[Stored data entries]
>> BEGIN

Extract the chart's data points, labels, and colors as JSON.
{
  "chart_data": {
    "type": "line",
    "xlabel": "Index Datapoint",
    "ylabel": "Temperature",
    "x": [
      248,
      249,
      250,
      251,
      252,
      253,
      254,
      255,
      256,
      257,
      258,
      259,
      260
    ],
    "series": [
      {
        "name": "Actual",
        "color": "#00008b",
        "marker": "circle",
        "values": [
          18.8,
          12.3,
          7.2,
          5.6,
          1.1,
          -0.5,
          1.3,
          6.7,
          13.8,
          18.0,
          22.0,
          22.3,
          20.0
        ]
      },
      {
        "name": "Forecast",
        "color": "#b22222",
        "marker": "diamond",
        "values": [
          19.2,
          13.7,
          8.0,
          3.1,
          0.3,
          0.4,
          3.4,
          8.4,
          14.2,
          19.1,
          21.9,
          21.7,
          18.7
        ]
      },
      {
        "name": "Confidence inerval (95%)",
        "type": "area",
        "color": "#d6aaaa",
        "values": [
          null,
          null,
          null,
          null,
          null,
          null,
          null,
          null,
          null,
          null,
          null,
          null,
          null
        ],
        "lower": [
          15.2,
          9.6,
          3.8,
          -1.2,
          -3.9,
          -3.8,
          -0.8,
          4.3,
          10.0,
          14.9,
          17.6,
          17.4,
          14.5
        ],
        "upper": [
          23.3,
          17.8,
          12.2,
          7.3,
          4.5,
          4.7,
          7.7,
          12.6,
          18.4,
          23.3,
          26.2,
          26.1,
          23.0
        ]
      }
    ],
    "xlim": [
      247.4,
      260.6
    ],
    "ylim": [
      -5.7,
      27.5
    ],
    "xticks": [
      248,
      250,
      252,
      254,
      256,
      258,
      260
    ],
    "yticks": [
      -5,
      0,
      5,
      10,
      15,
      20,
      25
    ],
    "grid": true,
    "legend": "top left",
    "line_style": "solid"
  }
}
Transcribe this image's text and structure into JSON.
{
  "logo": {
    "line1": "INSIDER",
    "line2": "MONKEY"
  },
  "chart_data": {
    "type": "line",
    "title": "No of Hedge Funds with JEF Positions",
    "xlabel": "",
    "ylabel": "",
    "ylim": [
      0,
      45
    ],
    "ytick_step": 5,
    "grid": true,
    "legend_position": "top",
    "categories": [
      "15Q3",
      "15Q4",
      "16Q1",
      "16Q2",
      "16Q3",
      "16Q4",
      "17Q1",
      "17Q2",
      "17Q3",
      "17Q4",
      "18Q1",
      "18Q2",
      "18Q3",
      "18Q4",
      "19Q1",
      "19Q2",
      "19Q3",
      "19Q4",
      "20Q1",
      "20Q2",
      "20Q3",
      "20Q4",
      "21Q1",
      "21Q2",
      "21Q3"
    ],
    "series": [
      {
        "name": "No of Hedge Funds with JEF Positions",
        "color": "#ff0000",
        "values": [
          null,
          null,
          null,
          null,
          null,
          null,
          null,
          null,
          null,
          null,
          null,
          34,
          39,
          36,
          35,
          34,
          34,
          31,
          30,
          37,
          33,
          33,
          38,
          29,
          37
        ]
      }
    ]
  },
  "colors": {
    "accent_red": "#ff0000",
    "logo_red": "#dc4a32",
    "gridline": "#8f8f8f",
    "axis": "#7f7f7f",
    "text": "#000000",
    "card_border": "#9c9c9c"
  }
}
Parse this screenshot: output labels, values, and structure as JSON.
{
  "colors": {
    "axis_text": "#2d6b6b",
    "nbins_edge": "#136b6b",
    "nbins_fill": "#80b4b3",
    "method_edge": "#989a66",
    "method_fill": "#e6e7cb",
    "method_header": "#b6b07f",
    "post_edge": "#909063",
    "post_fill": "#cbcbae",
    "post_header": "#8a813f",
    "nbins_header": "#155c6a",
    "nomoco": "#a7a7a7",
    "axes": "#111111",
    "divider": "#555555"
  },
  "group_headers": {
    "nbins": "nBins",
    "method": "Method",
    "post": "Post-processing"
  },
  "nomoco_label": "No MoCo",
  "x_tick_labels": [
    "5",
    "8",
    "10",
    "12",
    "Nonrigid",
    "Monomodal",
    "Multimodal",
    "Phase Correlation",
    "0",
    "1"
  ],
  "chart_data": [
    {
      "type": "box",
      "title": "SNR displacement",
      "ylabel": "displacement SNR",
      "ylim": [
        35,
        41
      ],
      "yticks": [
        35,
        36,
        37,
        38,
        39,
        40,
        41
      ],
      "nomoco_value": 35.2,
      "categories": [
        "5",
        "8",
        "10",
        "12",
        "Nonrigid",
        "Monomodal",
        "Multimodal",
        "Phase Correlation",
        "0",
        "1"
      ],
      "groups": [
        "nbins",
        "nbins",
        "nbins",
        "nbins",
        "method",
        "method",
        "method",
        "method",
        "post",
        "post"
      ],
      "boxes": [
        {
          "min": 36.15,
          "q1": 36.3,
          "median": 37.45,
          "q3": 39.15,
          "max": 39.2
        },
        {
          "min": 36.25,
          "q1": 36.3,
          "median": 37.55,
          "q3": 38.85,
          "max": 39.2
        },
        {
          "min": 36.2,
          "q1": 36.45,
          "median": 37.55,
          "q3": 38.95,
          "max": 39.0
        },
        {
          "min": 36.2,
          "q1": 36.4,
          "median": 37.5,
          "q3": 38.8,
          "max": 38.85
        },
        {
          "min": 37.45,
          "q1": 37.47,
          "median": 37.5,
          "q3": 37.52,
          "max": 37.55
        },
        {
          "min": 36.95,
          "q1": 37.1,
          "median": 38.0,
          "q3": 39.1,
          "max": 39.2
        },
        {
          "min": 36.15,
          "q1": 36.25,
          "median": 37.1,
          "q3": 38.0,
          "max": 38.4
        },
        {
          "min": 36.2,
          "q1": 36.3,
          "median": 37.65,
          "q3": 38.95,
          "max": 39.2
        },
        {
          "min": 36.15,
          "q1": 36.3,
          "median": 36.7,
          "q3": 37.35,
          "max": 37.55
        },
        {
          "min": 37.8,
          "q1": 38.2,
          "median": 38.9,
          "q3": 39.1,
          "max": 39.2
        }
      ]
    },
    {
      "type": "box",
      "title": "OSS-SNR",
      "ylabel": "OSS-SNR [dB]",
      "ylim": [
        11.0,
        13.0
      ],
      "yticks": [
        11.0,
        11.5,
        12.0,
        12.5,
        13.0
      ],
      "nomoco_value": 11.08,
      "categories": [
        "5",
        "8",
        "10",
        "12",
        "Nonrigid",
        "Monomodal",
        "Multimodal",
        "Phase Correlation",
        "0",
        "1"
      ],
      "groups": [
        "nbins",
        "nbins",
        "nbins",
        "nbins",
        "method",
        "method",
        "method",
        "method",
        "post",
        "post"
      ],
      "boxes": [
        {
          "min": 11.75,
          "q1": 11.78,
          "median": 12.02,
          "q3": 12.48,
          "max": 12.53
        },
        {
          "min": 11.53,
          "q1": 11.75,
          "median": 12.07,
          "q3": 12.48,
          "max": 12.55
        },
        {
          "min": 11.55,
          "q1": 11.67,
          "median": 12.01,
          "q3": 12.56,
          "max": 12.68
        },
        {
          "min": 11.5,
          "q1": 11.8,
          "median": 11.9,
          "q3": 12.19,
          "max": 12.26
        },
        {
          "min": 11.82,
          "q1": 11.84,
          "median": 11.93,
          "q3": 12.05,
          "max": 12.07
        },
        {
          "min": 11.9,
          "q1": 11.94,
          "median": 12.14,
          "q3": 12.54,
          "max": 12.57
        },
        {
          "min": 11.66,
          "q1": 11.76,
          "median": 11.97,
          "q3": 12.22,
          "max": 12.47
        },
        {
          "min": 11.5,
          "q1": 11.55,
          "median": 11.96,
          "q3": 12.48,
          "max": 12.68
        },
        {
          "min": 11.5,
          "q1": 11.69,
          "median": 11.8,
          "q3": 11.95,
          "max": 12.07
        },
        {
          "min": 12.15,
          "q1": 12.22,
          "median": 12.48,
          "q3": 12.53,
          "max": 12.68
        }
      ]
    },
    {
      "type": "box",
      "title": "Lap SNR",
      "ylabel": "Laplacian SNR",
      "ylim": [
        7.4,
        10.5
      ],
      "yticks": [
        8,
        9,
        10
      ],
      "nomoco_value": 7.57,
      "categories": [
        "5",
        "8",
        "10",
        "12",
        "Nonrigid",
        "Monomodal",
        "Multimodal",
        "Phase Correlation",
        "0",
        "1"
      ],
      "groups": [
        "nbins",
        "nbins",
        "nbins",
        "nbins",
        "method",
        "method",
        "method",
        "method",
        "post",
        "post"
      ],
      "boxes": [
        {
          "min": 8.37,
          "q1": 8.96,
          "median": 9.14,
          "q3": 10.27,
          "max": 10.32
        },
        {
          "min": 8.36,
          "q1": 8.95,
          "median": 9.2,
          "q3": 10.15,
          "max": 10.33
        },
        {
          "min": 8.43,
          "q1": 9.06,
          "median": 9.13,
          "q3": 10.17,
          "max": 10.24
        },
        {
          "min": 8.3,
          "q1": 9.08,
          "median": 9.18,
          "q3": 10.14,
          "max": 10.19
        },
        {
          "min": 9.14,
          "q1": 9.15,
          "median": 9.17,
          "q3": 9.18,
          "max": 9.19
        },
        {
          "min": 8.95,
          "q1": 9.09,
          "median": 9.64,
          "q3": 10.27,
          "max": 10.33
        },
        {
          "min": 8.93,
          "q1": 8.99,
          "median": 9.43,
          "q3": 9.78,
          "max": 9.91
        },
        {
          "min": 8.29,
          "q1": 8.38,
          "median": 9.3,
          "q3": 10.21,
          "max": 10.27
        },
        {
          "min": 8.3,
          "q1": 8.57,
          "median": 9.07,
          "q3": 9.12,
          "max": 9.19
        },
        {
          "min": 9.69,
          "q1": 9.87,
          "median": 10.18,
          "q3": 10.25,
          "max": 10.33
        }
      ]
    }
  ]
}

>> END

REQUIREMENTS:
Copy out all lines that carry the word "ylabel".

ANSWER TO THIS PROBLEM:
    "ylabel": "Temperature",
    "ylabel": "",
      "ylabel": "displacement SNR",
      "ylabel": "OSS-SNR [dB]",
      "ylabel": "Laplacian SNR",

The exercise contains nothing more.